Input for this task:
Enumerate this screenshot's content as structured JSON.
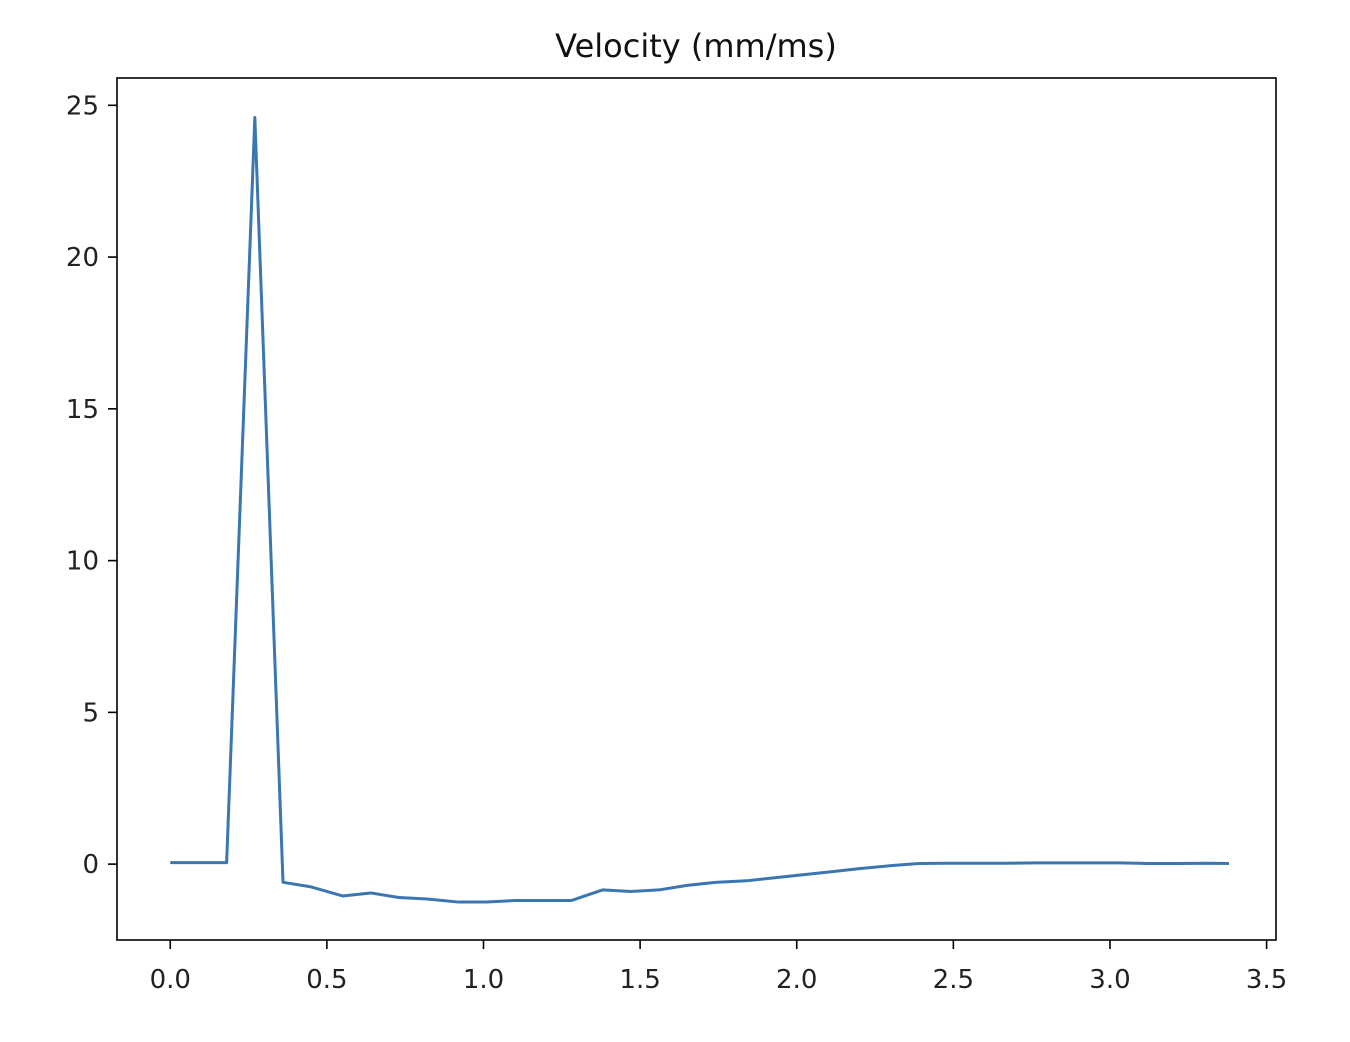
{
  "chart_data": {
    "type": "line",
    "title": "Velocity (mm/ms)",
    "xlabel": "",
    "ylabel": "",
    "xlim": [
      -0.17,
      3.53
    ],
    "ylim": [
      -2.5,
      25.9
    ],
    "xticks": [
      0.0,
      0.5,
      1.0,
      1.5,
      2.0,
      2.5,
      3.0,
      3.5
    ],
    "xtick_labels": [
      "0.0",
      "0.5",
      "1.0",
      "1.5",
      "2.0",
      "2.5",
      "3.0",
      "3.5"
    ],
    "yticks": [
      0,
      5,
      10,
      15,
      20,
      25
    ],
    "ytick_labels": [
      "0",
      "5",
      "10",
      "15",
      "20",
      "25"
    ],
    "grid": false,
    "legend": "none",
    "series": [
      {
        "color": "#3a76b0",
        "x": [
          0.0,
          0.09,
          0.18,
          0.27,
          0.36,
          0.45,
          0.55,
          0.64,
          0.73,
          0.82,
          0.92,
          1.01,
          1.1,
          1.19,
          1.28,
          1.38,
          1.47,
          1.56,
          1.65,
          1.74,
          1.84,
          1.93,
          2.02,
          2.11,
          2.2,
          2.3,
          2.39,
          2.48,
          2.57,
          2.66,
          2.76,
          2.85,
          2.94,
          3.03,
          3.12,
          3.22,
          3.31,
          3.38
        ],
        "y": [
          0.05,
          0.05,
          0.05,
          24.6,
          -0.6,
          -0.75,
          -1.05,
          -0.95,
          -1.1,
          -1.15,
          -1.25,
          -1.25,
          -1.2,
          -1.2,
          -1.2,
          -0.85,
          -0.9,
          -0.85,
          -0.7,
          -0.6,
          -0.55,
          -0.45,
          -0.35,
          -0.25,
          -0.15,
          -0.05,
          0.02,
          0.03,
          0.03,
          0.03,
          0.04,
          0.04,
          0.04,
          0.04,
          0.02,
          0.02,
          0.03,
          0.02
        ]
      }
    ]
  }
}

Goal of the exercise: Return the whole listing, word for word, and leave out every picture.

Full response:
Enumerate this screenshot's content as structured JSON.
{
  "chart_data": {
    "type": "line",
    "title": "Velocity (mm/ms)",
    "xlabel": "",
    "ylabel": "",
    "xlim": [
      -0.17,
      3.53
    ],
    "ylim": [
      -2.5,
      25.9
    ],
    "xticks": [
      0.0,
      0.5,
      1.0,
      1.5,
      2.0,
      2.5,
      3.0,
      3.5
    ],
    "xtick_labels": [
      "0.0",
      "0.5",
      "1.0",
      "1.5",
      "2.0",
      "2.5",
      "3.0",
      "3.5"
    ],
    "yticks": [
      0,
      5,
      10,
      15,
      20,
      25
    ],
    "ytick_labels": [
      "0",
      "5",
      "10",
      "15",
      "20",
      "25"
    ],
    "grid": false,
    "legend": "none",
    "series": [
      {
        "color": "#3a76b0",
        "x": [
          0.0,
          0.09,
          0.18,
          0.27,
          0.36,
          0.45,
          0.55,
          0.64,
          0.73,
          0.82,
          0.92,
          1.01,
          1.1,
          1.19,
          1.28,
          1.38,
          1.47,
          1.56,
          1.65,
          1.74,
          1.84,
          1.93,
          2.02,
          2.11,
          2.2,
          2.3,
          2.39,
          2.48,
          2.57,
          2.66,
          2.76,
          2.85,
          2.94,
          3.03,
          3.12,
          3.22,
          3.31,
          3.38
        ],
        "y": [
          0.05,
          0.05,
          0.05,
          24.6,
          -0.6,
          -0.75,
          -1.05,
          -0.95,
          -1.1,
          -1.15,
          -1.25,
          -1.25,
          -1.2,
          -1.2,
          -1.2,
          -0.85,
          -0.9,
          -0.85,
          -0.7,
          -0.6,
          -0.55,
          -0.45,
          -0.35,
          -0.25,
          -0.15,
          -0.05,
          0.02,
          0.03,
          0.03,
          0.03,
          0.04,
          0.04,
          0.04,
          0.04,
          0.02,
          0.02,
          0.03,
          0.02
        ]
      }
    ]
  }
}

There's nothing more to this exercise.